• **Stated problem**
Go through the material and write it all out exactly, minus the pictures.

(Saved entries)

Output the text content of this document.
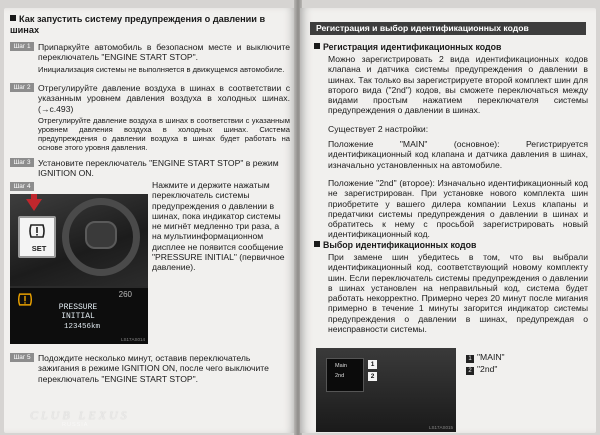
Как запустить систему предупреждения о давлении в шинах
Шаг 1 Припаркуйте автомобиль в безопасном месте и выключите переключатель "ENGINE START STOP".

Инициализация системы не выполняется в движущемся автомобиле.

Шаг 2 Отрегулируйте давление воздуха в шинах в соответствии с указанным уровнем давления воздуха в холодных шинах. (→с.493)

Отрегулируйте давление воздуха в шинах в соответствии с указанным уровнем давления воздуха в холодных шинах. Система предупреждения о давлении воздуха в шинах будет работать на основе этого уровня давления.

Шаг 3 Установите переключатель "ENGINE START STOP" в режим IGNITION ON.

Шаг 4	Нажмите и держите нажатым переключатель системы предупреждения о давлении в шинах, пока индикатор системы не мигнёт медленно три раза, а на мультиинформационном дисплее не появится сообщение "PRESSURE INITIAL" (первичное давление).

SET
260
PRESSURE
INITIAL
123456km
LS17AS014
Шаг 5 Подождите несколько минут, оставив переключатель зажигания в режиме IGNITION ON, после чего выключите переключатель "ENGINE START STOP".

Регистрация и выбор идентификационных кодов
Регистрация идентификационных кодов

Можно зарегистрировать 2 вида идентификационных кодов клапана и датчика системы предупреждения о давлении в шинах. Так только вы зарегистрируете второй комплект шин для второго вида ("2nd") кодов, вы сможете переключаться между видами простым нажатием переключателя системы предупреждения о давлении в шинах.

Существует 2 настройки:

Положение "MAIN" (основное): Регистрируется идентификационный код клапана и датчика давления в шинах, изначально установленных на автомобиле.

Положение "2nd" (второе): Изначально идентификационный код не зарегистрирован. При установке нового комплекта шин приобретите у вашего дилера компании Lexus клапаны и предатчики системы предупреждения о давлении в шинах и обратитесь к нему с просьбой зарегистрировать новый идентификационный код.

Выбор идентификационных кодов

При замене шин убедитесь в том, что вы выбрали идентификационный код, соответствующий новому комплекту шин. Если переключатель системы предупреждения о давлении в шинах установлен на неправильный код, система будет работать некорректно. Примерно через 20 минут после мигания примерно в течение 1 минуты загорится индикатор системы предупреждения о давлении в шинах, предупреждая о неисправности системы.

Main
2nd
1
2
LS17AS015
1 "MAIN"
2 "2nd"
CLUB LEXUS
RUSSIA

• **Finished task**
Output the text content of this document.
Как запустить систему предупреждения о давлении в шинах
Шаг 1 Припаркуйте автомобиль в безопасном месте и выключите переключатель "ENGINE START STOP".

Инициализация системы не выполняется в движущемся автомобиле.

Шаг 2 Отрегулируйте давление воздуха в шинах в соответствии с указанным уровнем давления воздуха в холодных шинах. (→с.493)

Отрегулируйте давление воздуха в шинах в соответствии с указанным уровнем давления воздуха в холодных шинах. Система предупреждения о давлении воздуха в шинах будет работать на основе этого уровня давления.

Шаг 3 Установите переключатель "ENGINE START STOP" в режим IGNITION ON.

Шаг 4	Нажмите и держите нажатым переключатель системы предупреждения о давлении в шинах, пока индикатор системы не мигнёт медленно три раза, а на мультиинформационном дисплее не появится сообщение "PRESSURE INITIAL" (первичное давление).

SET
260
PRESSURE
INITIAL
123456km
LS17AS014
Шаг 5 Подождите несколько минут, оставив переключатель зажигания в режиме IGNITION ON, после чего выключите переключатель "ENGINE START STOP".

Регистрация и выбор идентификационных кодов
Регистрация идентификационных кодов

Можно зарегистрировать 2 вида идентификационных кодов клапана и датчика системы предупреждения о давлении в шинах. Так только вы зарегистрируете второй комплект шин для второго вида ("2nd") кодов, вы сможете переключаться между видами простым нажатием переключателя системы предупреждения о давлении в шинах.

Существует 2 настройки:

Положение "MAIN" (основное): Регистрируется идентификационный код клапана и датчика давления в шинах, изначально установленных на автомобиле.

Положение "2nd" (второе): Изначально идентификационный код не зарегистрирован. При установке нового комплекта шин приобретите у вашего дилера компании Lexus клапаны и предатчики системы предупреждения о давлении в шинах и обратитесь к нему с просьбой зарегистрировать новый идентификационный код.

Выбор идентификационных кодов

При замене шин убедитесь в том, что вы выбрали идентификационный код, соответствующий новому комплекту шин. Если переключатель системы предупреждения о давлении в шинах установлен на неправильный код, система будет работать некорректно. Примерно через 20 минут после мигания примерно в течение 1 минуты загорится индикатор системы предупреждения о давлении в шинах, предупреждая о неисправности системы.

Main
2nd
1
2
LS17AS015
1 "MAIN"
2 "2nd"
CLUB LEXUS
RUSSIA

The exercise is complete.